- _Problem details_
Scan the entries below. List each line with "wird".

- _Exercise material_
──────

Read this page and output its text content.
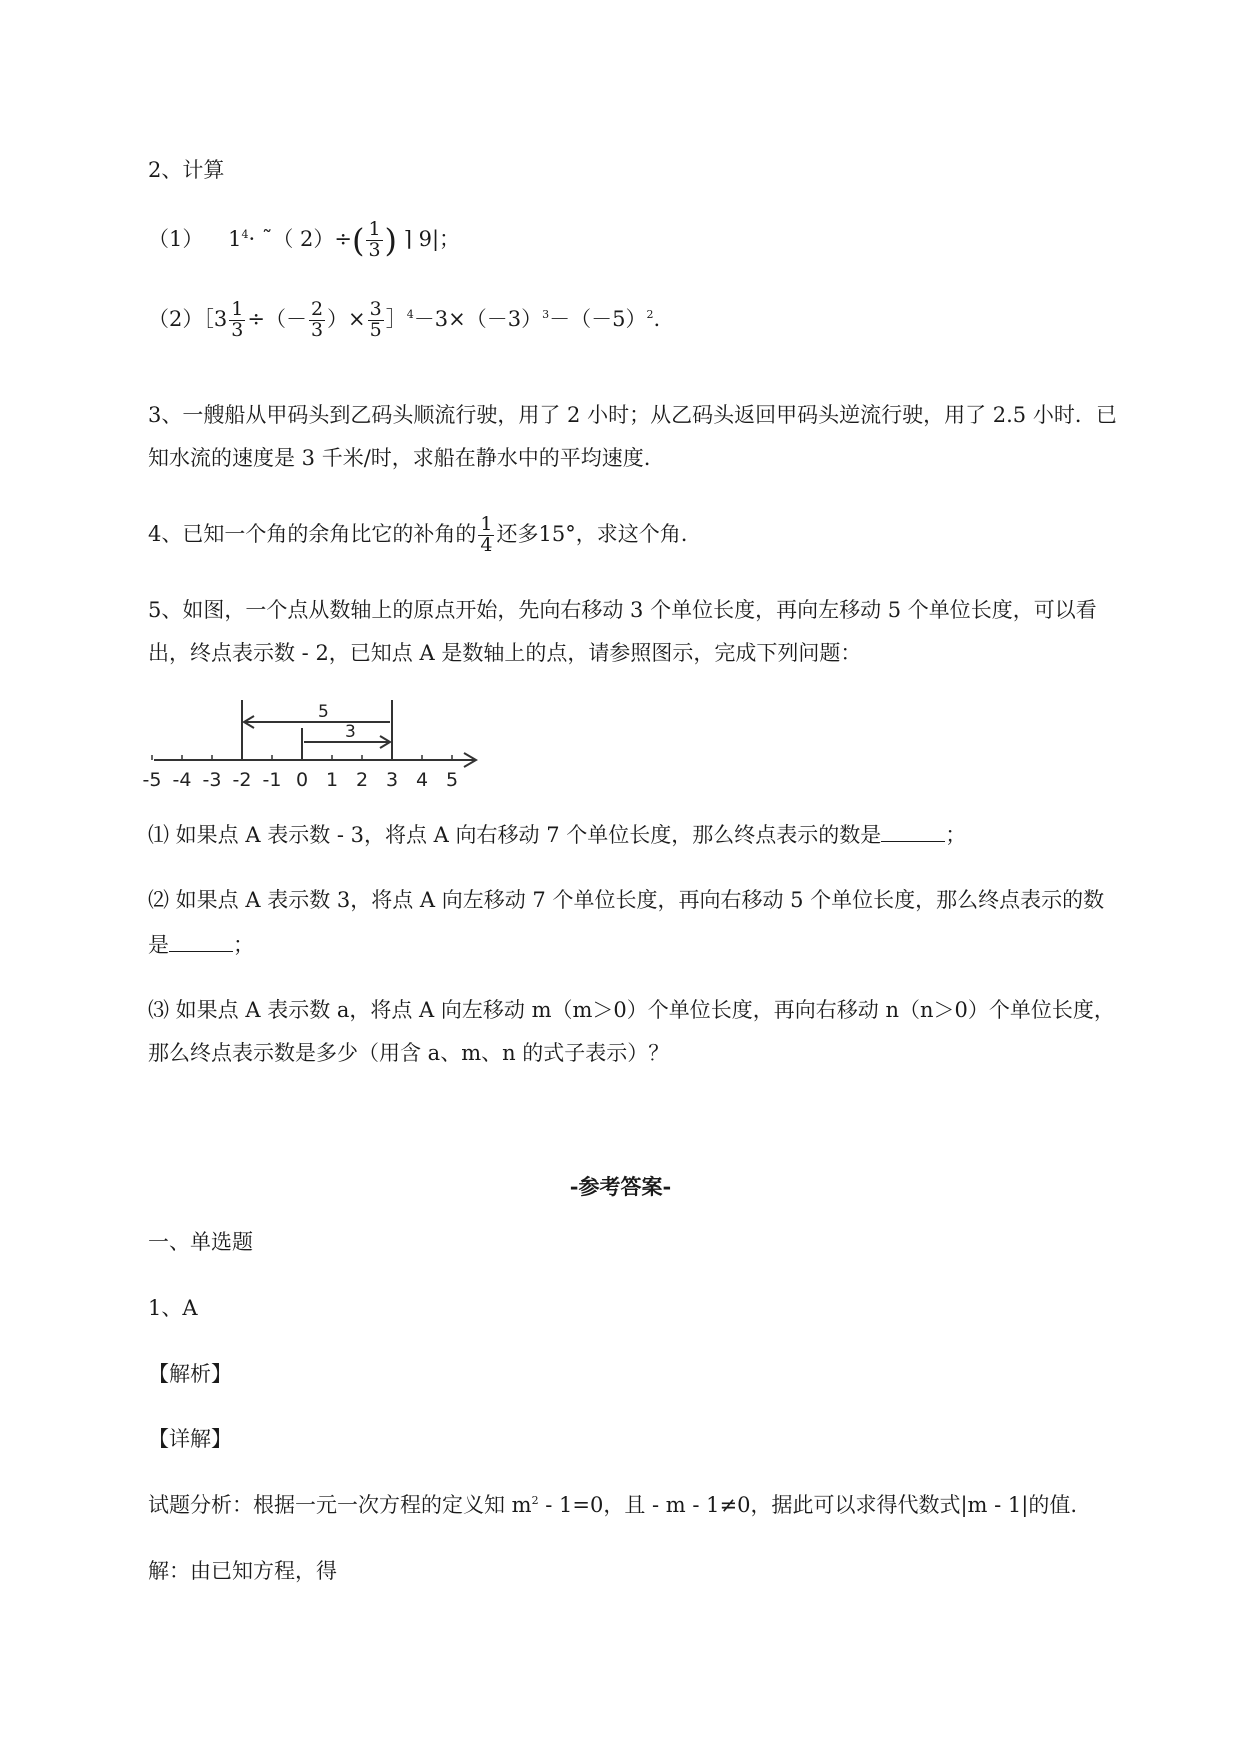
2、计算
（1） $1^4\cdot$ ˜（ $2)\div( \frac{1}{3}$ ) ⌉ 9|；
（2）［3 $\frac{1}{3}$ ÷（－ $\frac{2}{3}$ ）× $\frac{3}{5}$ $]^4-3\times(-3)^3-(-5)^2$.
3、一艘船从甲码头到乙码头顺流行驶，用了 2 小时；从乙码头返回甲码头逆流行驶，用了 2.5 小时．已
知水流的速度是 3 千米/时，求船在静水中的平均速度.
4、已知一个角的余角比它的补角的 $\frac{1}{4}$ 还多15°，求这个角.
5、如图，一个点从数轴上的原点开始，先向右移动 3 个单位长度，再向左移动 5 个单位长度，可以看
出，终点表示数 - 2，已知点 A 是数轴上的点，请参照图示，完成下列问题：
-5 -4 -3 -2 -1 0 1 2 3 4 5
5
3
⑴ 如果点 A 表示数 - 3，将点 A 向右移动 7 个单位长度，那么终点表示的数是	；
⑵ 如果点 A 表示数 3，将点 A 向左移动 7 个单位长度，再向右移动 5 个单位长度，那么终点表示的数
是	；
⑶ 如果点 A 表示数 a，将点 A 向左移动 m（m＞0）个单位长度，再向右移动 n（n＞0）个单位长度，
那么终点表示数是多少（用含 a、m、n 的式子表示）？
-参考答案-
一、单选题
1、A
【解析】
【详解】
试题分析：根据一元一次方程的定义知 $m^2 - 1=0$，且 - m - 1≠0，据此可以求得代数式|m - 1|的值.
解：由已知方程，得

──────

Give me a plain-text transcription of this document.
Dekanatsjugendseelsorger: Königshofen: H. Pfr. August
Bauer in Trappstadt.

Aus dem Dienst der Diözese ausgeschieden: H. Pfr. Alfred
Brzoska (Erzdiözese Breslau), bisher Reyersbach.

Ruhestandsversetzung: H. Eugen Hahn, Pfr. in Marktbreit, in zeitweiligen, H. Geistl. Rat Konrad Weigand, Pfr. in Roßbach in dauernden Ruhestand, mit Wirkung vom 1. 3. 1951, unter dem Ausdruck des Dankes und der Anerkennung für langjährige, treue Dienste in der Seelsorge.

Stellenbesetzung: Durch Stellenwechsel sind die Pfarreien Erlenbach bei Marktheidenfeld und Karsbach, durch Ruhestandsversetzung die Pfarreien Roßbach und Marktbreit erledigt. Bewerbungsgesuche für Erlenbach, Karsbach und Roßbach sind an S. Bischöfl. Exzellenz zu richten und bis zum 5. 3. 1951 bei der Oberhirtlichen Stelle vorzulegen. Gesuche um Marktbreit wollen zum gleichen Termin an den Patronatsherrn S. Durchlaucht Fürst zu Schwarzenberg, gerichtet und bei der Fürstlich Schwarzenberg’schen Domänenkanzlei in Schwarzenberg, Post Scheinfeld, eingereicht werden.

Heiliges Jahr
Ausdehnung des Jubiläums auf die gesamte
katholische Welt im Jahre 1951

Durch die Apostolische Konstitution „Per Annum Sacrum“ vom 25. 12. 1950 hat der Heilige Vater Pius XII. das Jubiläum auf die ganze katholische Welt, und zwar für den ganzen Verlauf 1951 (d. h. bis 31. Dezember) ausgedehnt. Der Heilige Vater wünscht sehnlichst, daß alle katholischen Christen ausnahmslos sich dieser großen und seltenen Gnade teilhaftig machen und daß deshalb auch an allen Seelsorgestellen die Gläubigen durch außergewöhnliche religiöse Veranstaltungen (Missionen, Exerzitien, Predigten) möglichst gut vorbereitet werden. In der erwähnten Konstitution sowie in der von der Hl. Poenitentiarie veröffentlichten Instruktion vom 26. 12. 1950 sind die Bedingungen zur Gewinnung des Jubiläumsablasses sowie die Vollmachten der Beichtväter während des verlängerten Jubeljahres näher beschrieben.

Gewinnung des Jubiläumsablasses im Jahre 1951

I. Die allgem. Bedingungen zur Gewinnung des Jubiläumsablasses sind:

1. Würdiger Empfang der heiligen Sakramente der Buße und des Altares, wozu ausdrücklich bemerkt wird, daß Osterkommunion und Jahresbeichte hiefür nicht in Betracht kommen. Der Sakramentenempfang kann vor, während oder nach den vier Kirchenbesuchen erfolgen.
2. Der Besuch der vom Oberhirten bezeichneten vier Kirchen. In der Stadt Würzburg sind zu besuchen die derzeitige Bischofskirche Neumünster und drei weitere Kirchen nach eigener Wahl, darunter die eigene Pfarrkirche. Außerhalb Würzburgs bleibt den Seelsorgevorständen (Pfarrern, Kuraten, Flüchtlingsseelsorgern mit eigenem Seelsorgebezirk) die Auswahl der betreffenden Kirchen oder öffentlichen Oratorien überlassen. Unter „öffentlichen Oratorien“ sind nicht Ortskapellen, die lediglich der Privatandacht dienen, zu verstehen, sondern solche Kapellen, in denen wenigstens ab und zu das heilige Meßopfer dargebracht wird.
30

──────

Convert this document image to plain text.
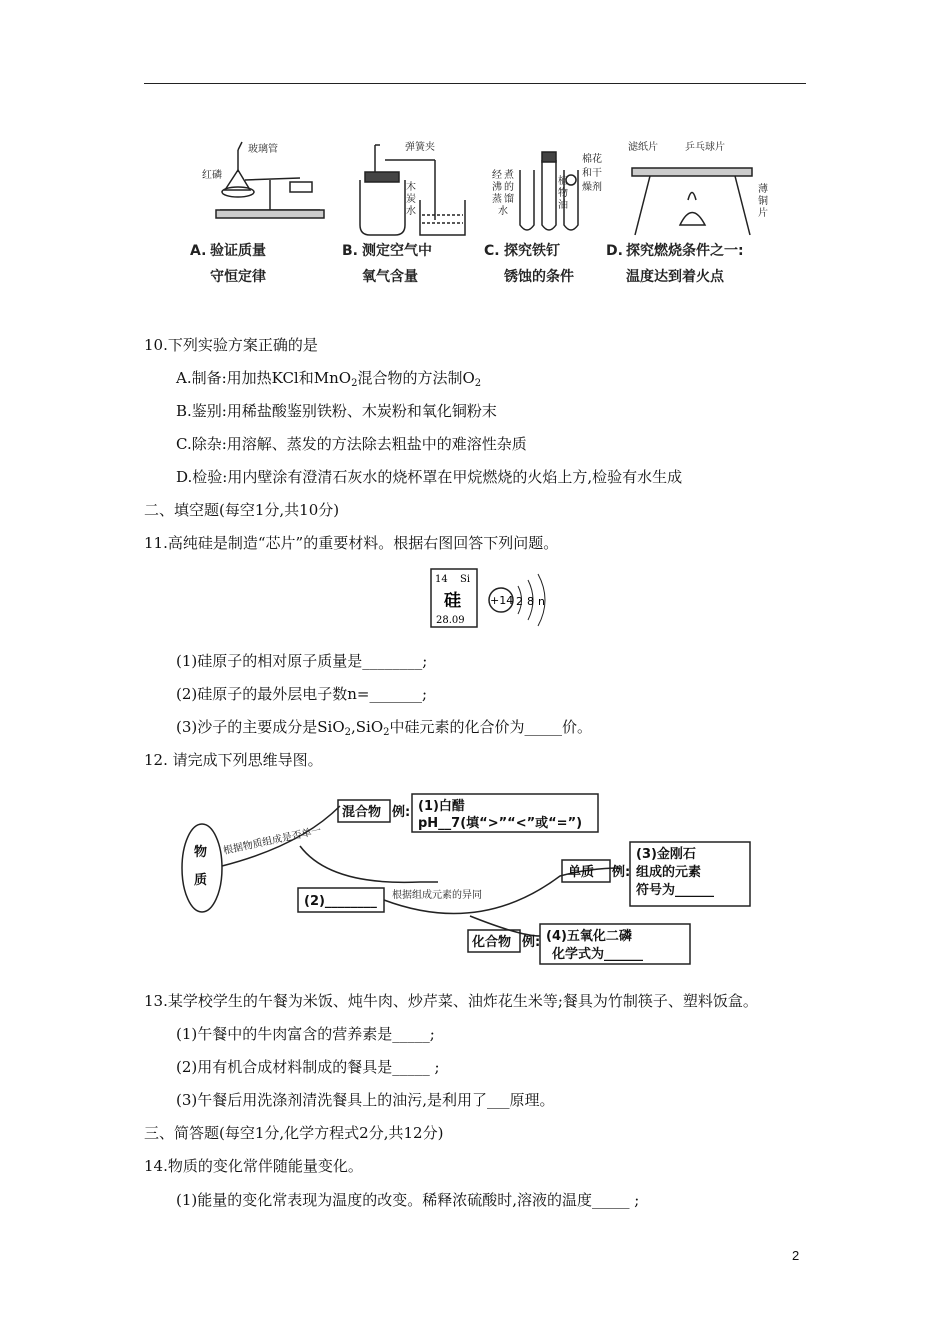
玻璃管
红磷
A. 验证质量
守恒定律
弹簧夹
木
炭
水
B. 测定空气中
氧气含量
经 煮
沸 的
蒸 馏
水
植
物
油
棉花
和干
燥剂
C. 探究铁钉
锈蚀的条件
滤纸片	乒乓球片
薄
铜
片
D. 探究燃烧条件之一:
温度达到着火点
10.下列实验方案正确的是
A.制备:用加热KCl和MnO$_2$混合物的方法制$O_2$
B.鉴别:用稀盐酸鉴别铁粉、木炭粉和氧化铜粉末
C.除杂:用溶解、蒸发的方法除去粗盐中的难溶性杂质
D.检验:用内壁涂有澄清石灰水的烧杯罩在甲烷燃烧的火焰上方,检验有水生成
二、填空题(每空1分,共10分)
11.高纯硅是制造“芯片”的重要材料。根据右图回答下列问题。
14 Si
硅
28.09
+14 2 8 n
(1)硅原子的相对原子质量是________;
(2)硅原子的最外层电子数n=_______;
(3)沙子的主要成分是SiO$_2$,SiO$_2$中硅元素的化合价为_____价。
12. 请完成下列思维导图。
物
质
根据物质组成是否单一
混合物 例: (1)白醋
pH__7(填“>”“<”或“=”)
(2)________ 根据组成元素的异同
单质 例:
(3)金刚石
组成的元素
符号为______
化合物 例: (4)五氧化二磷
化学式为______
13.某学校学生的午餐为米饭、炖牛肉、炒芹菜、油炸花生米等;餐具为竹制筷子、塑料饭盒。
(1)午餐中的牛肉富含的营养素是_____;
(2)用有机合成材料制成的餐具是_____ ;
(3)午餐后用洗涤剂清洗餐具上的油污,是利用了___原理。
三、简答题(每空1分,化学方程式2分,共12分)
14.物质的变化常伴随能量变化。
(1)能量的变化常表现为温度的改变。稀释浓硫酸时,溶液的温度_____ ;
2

──────

- _Written answer_
1. Würdiger Empfang der heiligen Sakramente der Buße und des Altares, wozu ausdrücklich bemerkt wird, daß Osterkommunion und Jahresbeichte hiefür nicht in Betracht kommen. Der Sakramentenempfang kann vor, während oder nach den vier Kirchenbesuchen erfolgen.
2. Der Besuch der vom Oberhirten bezeichneten vier Kirchen. In der Stadt Würzburg sind zu besuchen die derzeitige Bischofskirche Neumünster und drei weitere Kirchen nach eigener Wahl, darunter die eigene Pfarrkirche. Außerhalb Würzburgs bleibt den Seelsorgevorständen (Pfarrern, Kuraten, Flüchtlingsseelsorgern mit eigenem Seelsorgebezirk) die Auswahl der betreffenden Kirchen oder öffentlichen Oratorien überlassen. Unter „öffentlichen Oratorien“ sind nicht Ortskapellen, die lediglich der Privatandacht dienen, zu verstehen, sondern solche Kapellen, in denen wenigstens ab und zu das heilige Meßopfer dargebracht wird.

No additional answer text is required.